**EXERCISE GOAL:**
Identify, in the records below, every line where the string "charge" appears, and copy each such line.

**DATA FOR THIS TASK:**
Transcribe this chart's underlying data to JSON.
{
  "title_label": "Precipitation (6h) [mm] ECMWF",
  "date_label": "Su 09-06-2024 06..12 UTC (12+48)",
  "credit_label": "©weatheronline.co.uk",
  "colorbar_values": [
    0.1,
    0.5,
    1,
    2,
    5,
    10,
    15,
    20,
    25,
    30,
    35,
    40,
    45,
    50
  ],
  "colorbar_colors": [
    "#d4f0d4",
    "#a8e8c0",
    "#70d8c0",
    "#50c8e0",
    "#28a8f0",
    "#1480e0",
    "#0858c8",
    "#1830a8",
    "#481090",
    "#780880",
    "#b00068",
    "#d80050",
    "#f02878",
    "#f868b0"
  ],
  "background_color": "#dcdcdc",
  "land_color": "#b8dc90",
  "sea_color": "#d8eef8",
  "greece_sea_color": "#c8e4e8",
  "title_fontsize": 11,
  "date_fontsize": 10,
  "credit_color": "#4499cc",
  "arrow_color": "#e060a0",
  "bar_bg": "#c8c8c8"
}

* * *

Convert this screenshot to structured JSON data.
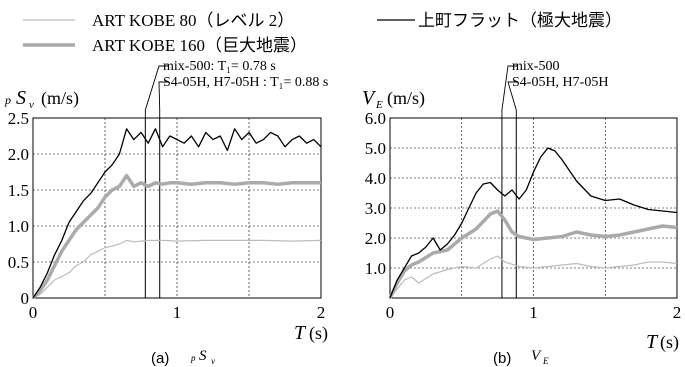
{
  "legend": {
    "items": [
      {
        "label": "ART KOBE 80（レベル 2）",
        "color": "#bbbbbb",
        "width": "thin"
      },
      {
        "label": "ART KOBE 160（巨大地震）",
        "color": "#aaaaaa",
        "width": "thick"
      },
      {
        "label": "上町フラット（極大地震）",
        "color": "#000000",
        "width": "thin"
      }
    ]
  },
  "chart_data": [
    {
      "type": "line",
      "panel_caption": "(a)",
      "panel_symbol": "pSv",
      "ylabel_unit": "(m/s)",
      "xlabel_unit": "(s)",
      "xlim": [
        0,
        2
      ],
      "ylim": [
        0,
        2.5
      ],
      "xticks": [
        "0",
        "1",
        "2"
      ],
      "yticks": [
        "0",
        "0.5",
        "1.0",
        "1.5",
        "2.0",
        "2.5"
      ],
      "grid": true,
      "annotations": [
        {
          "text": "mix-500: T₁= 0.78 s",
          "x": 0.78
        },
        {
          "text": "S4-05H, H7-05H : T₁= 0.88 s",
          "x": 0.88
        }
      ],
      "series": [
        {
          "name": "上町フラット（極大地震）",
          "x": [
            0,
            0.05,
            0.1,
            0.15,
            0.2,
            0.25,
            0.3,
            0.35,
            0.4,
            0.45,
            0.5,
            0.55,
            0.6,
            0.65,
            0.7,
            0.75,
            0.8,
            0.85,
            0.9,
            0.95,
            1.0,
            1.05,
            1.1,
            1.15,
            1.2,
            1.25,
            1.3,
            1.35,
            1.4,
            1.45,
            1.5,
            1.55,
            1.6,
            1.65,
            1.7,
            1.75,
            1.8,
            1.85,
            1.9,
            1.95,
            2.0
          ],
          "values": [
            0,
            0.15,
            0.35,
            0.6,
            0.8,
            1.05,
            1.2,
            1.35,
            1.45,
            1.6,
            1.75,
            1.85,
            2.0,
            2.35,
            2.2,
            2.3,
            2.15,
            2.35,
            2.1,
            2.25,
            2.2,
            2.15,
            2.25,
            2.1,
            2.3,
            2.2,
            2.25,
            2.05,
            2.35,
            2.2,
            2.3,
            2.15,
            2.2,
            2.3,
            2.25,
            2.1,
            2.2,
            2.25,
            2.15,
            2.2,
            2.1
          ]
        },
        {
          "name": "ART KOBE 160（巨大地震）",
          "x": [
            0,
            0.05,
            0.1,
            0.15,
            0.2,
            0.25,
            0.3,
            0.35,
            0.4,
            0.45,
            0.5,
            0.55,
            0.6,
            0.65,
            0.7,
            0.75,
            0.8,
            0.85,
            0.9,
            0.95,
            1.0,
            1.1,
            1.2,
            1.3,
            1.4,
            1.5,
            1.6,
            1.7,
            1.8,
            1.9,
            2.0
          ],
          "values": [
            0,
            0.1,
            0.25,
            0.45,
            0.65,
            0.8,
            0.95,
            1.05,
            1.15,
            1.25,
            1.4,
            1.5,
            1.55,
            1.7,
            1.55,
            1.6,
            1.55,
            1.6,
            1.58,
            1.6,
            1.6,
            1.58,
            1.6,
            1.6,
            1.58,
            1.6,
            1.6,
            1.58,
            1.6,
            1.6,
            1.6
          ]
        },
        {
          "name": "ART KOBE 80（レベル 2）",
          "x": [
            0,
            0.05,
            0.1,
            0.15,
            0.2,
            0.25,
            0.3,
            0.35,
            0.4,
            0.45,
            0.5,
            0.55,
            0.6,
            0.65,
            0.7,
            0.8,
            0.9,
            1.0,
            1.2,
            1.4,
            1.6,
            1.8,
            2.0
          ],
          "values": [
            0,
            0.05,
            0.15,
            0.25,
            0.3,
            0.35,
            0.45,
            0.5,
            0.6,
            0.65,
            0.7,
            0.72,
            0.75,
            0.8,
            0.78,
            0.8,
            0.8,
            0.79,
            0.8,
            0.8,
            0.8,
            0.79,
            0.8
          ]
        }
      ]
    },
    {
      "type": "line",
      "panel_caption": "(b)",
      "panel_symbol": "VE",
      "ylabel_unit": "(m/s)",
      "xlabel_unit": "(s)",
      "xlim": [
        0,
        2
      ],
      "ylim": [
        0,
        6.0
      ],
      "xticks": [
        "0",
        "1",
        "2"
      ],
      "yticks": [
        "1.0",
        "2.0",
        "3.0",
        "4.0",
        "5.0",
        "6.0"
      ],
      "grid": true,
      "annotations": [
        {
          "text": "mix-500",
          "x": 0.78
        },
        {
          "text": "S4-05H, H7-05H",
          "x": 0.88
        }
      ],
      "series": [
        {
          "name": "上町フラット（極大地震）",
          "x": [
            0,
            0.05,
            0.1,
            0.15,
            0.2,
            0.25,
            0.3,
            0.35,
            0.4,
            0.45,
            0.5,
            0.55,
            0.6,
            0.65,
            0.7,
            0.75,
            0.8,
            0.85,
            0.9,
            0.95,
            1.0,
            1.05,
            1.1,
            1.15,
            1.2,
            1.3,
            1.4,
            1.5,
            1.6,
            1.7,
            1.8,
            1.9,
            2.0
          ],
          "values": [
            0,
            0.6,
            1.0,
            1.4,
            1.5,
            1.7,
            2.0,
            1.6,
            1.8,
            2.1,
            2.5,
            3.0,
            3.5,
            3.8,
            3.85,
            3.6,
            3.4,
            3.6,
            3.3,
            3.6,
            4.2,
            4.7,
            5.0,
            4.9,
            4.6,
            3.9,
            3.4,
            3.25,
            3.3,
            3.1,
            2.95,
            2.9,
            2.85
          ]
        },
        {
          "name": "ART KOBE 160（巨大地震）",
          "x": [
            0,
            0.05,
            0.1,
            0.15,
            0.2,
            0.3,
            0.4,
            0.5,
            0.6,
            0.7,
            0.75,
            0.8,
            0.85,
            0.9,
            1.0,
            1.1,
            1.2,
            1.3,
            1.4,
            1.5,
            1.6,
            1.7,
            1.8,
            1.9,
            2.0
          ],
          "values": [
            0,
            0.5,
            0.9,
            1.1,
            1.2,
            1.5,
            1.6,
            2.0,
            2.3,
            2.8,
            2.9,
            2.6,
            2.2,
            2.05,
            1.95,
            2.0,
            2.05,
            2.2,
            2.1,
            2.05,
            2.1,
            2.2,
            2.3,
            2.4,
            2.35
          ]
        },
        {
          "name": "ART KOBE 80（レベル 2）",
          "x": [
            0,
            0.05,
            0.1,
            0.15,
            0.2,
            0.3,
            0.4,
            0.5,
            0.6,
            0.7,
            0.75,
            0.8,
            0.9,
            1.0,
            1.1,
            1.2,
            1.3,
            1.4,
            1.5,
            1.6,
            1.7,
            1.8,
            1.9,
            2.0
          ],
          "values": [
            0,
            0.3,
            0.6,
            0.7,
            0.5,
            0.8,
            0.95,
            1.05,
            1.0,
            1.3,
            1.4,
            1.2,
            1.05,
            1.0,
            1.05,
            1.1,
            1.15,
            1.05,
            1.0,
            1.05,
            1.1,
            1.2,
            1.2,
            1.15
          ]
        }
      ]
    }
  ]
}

--

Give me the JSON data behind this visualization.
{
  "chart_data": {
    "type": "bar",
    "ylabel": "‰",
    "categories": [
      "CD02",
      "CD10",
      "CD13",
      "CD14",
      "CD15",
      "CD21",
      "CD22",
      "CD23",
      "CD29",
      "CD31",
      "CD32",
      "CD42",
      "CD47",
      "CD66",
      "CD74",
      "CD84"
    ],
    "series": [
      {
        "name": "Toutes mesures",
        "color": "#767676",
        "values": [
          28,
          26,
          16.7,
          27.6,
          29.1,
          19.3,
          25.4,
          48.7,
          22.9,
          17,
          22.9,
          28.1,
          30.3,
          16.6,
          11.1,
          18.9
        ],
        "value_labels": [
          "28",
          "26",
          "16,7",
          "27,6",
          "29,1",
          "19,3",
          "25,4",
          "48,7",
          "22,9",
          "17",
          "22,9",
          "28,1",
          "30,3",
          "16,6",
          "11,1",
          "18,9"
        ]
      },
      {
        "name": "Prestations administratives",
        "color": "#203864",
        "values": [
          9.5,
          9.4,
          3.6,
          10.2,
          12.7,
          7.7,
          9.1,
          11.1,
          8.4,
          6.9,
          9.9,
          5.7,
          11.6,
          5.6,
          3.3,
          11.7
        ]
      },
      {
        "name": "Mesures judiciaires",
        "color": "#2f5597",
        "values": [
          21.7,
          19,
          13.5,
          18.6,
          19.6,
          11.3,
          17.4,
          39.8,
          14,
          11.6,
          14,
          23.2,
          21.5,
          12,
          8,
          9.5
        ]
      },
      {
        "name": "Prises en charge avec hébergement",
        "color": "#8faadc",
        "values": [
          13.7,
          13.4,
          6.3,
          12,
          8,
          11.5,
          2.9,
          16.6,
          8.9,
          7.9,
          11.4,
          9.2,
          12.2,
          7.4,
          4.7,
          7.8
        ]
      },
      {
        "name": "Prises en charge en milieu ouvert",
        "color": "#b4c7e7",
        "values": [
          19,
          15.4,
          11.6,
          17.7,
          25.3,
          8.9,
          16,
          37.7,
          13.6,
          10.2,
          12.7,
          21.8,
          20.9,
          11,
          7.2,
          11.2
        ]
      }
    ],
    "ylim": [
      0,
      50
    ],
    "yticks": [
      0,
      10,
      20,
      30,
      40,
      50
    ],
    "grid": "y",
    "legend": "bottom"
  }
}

**OUTPUT BELOW:**
        "name": "Prises en charge avec hébergement",
        "name": "Prises en charge en milieu ouvert",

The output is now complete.